Extract every record, keeping each one exactly as it is.

[Source records]

========================

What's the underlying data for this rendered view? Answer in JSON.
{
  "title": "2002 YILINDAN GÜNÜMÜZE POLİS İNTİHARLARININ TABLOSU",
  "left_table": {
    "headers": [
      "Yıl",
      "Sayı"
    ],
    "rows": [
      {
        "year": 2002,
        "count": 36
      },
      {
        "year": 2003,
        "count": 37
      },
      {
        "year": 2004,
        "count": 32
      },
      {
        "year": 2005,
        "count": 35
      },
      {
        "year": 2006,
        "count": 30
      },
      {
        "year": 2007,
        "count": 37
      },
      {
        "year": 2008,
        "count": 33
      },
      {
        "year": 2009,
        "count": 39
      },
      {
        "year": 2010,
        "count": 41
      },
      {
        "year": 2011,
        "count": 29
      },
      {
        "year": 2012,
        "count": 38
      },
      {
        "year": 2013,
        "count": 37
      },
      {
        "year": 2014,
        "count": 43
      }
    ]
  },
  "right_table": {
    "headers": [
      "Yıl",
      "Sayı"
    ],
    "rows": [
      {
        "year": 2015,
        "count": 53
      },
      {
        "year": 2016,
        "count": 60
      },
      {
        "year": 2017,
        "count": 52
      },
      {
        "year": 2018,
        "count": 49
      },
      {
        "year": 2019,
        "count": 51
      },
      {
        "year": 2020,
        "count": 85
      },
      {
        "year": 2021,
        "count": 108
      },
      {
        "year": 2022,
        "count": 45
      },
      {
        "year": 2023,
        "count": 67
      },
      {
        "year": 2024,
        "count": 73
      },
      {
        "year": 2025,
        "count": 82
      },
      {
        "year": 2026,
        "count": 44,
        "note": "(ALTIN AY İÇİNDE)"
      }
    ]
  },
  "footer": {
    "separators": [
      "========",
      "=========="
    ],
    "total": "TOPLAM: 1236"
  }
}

========================

Task answer>
What's the underlying data for this rendered view? Answer in JSON.
{
  "title": "2002 YILINDAN GÜNÜMÜZE POLİS İNTİHARLARININ TABLOSU",
  "left_table": {
    "headers": [
      "Yıl",
      "Sayı"
    ],
    "rows": [
      {
        "year": 2002,
        "count": 36
      },
      {
        "year": 2003,
        "count": 37
      },
      {
        "year": 2004,
        "count": 32
      },
      {
        "year": 2005,
        "count": 35
      },
      {
        "year": 2006,
        "count": 30
      },
      {
        "year": 2007,
        "count": 37
      },
      {
        "year": 2008,
        "count": 33
      },
      {
        "year": 2009,
        "count": 39
      },
      {
        "year": 2010,
        "count": 41
      },
      {
        "year": 2011,
        "count": 29
      },
      {
        "year": 2012,
        "count": 38
      },
      {
        "year": 2013,
        "count": 37
      },
      {
        "year": 2014,
        "count": 43
      }
    ]
  },
  "right_table": {
    "headers": [
      "Yıl",
      "Sayı"
    ],
    "rows": [
      {
        "year": 2015,
        "count": 53
      },
      {
        "year": 2016,
        "count": 60
      },
      {
        "year": 2017,
        "count": 52
      },
      {
        "year": 2018,
        "count": 49
      },
      {
        "year": 2019,
        "count": 51
      },
      {
        "year": 2020,
        "count": 85
      },
      {
        "year": 2021,
        "count": 108
      },
      {
        "year": 2022,
        "count": 45
      },
      {
        "year": 2023,
        "count": 67
      },
      {
        "year": 2024,
        "count": 73
      },
      {
        "year": 2025,
        "count": 82
      },
      {
        "year": 2026,
        "count": 44,
        "note": "(ALTIN AY İÇİNDE)"
      }
    ]
  },
  "footer": {
    "separators": [
      "========",
      "=========="
    ],
    "total": "TOPLAM: 1236"
  }
}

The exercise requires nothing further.